Layout-Annotationsdaten
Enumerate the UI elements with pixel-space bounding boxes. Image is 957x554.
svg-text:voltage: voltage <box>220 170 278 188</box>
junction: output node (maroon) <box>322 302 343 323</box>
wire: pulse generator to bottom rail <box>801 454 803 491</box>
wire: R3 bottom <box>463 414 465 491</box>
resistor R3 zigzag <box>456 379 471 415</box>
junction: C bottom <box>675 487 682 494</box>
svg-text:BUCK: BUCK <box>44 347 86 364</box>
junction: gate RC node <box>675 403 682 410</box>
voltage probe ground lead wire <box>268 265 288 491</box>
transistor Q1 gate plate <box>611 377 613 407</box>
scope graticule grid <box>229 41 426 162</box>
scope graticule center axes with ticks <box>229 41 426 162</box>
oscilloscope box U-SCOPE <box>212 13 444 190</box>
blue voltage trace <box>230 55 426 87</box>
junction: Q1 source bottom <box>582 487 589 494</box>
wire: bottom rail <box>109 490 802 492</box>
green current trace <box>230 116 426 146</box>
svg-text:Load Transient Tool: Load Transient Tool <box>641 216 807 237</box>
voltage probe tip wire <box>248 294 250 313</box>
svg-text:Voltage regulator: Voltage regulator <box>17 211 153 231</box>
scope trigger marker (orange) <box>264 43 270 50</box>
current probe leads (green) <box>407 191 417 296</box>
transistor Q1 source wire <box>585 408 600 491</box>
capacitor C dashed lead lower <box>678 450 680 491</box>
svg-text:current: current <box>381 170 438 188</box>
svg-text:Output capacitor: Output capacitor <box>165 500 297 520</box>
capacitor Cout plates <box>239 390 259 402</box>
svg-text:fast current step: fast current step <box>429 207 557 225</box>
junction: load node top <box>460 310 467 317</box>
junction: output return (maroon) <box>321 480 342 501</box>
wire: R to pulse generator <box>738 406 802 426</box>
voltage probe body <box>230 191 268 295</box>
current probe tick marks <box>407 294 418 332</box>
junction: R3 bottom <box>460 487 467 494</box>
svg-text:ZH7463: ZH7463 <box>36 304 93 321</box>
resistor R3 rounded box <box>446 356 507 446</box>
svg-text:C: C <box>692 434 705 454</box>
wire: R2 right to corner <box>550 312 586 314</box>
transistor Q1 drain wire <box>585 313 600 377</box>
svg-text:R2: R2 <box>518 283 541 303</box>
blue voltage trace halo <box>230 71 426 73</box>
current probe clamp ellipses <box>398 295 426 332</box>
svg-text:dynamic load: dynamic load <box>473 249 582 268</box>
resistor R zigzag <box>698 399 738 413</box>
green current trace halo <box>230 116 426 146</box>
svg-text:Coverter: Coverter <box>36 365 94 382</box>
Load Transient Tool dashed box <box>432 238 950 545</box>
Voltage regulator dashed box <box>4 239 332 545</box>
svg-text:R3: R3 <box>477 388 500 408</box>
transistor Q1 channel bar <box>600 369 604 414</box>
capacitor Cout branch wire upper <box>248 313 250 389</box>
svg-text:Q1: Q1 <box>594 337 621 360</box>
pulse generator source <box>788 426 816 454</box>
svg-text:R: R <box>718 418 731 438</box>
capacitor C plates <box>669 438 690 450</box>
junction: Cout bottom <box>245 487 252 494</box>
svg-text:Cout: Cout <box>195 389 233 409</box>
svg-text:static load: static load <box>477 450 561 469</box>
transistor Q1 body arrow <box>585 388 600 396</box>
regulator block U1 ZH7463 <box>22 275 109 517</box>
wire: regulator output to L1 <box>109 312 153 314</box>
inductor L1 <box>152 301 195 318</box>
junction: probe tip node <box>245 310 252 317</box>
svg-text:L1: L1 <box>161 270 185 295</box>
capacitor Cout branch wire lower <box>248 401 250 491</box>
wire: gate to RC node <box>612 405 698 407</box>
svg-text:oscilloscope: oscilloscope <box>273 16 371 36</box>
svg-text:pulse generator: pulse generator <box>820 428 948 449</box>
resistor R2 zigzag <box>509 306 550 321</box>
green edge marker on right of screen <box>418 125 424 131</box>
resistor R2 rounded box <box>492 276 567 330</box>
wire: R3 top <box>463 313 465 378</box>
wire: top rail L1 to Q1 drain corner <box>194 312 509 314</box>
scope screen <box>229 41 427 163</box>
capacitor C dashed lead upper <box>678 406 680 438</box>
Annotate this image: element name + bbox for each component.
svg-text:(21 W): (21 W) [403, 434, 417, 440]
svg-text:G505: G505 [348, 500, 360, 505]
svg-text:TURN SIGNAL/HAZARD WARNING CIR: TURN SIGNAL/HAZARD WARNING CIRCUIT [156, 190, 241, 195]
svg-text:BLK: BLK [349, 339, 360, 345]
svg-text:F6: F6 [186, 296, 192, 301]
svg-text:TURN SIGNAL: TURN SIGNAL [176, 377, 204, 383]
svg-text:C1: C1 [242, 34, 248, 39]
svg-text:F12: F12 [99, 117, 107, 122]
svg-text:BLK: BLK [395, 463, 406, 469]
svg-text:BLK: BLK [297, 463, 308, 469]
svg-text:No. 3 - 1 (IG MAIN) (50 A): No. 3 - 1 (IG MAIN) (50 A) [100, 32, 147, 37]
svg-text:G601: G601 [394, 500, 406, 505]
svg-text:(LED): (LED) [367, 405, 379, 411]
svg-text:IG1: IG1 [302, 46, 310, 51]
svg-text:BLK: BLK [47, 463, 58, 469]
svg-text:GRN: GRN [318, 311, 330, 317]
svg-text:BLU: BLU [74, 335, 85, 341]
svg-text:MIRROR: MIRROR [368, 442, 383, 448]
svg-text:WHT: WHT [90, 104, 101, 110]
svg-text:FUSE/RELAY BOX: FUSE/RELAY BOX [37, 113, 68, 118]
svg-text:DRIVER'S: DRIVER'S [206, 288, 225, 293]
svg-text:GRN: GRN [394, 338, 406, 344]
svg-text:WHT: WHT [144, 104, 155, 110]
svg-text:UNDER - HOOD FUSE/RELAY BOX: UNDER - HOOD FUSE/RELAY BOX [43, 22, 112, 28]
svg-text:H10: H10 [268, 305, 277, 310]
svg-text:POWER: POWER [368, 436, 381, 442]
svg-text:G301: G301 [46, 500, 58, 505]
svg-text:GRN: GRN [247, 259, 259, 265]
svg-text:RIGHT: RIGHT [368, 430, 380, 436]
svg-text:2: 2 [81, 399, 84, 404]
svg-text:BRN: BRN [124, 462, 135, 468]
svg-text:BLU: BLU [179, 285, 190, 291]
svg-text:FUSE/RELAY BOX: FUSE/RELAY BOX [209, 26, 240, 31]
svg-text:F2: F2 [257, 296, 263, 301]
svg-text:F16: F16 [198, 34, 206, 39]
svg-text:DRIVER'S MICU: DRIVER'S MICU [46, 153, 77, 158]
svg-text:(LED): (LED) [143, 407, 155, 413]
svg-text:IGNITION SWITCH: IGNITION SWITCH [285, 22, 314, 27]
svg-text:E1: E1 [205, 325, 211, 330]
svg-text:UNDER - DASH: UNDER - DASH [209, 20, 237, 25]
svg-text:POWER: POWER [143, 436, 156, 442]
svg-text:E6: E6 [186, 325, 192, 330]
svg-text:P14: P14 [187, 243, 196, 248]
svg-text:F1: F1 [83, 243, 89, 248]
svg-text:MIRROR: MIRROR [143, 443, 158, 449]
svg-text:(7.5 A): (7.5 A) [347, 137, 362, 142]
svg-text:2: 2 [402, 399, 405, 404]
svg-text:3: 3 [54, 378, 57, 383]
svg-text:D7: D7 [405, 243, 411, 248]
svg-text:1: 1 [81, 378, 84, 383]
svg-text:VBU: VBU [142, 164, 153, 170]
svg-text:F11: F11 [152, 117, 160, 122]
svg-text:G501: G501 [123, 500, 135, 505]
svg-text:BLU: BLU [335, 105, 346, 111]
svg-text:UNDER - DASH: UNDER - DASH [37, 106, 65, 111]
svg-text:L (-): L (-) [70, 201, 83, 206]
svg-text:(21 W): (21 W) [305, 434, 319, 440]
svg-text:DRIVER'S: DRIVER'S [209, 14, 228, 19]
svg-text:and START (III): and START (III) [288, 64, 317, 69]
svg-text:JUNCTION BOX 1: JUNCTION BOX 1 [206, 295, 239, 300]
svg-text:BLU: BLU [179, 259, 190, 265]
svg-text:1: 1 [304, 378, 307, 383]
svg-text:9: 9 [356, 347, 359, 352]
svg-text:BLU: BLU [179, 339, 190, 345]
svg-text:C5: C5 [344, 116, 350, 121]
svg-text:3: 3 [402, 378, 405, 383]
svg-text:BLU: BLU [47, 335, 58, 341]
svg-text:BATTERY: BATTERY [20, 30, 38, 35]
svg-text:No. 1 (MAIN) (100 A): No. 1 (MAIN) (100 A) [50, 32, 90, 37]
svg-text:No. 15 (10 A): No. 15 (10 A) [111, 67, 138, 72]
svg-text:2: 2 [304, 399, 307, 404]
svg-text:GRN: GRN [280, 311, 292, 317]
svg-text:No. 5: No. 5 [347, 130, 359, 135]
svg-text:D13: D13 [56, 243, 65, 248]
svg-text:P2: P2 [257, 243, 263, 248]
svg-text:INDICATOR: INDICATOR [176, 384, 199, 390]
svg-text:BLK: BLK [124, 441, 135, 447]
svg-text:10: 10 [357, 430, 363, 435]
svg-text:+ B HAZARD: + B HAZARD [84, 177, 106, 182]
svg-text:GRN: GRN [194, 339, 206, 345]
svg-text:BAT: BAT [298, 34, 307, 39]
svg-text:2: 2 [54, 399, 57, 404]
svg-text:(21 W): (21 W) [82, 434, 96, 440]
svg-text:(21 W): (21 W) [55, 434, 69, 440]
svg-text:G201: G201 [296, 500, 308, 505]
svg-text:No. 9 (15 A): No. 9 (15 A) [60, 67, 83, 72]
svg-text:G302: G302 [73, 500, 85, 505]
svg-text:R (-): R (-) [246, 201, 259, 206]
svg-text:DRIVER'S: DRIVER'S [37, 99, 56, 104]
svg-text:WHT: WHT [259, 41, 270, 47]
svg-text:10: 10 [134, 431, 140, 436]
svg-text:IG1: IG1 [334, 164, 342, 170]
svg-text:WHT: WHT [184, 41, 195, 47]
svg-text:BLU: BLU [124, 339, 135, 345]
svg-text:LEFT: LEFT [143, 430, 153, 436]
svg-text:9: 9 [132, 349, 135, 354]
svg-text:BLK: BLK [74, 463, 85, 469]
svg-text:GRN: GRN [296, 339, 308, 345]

**Aufgabenstellung:** Benenne im Material alles vom Anfang bis hinunter zur Zeile mit „svg-text:fast current step: fast“ um, indem du dort „junction“ durch „joint“ ersetzt. Alles andere bleibt unverändert.

**Ergebnis:**
Enumerate the UI elements with pixel-space bounding boxes. Image is 957x554.
svg-text:voltage: voltage <box>220 170 278 188</box>
joint: output node (maroon) <box>322 302 343 323</box>
wire: pulse generator to bottom rail <box>801 454 803 491</box>
wire: R3 bottom <box>463 414 465 491</box>
resistor R3 zigzag <box>456 379 471 415</box>
joint: C bottom <box>675 487 682 494</box>
svg-text:BUCK: BUCK <box>44 347 86 364</box>
joint: gate RC node <box>675 403 682 410</box>
voltage probe ground lead wire <box>268 265 288 491</box>
transistor Q1 gate plate <box>611 377 613 407</box>
scope graticule grid <box>229 41 426 162</box>
scope graticule center axes with ticks <box>229 41 426 162</box>
oscilloscope box U-SCOPE <box>212 13 444 190</box>
blue voltage trace <box>230 55 426 87</box>
joint: Q1 source bottom <box>582 487 589 494</box>
wire: bottom rail <box>109 490 802 492</box>
green current trace <box>230 116 426 146</box>
svg-text:Load Transient Tool: Load Transient Tool <box>641 216 807 237</box>
voltage probe tip wire <box>248 294 250 313</box>
svg-text:Voltage regulator: Voltage regulator <box>17 211 153 231</box>
scope trigger marker (orange) <box>264 43 270 50</box>
current probe leads (green) <box>407 191 417 296</box>
transistor Q1 source wire <box>585 408 600 491</box>
capacitor C dashed lead lower <box>678 450 680 491</box>
svg-text:current: current <box>381 170 438 188</box>
svg-text:Output capacitor: Output capacitor <box>165 500 297 520</box>
capacitor Cout plates <box>239 390 259 402</box>
svg-text:fast current step: fast current step <box>429 207 557 225</box>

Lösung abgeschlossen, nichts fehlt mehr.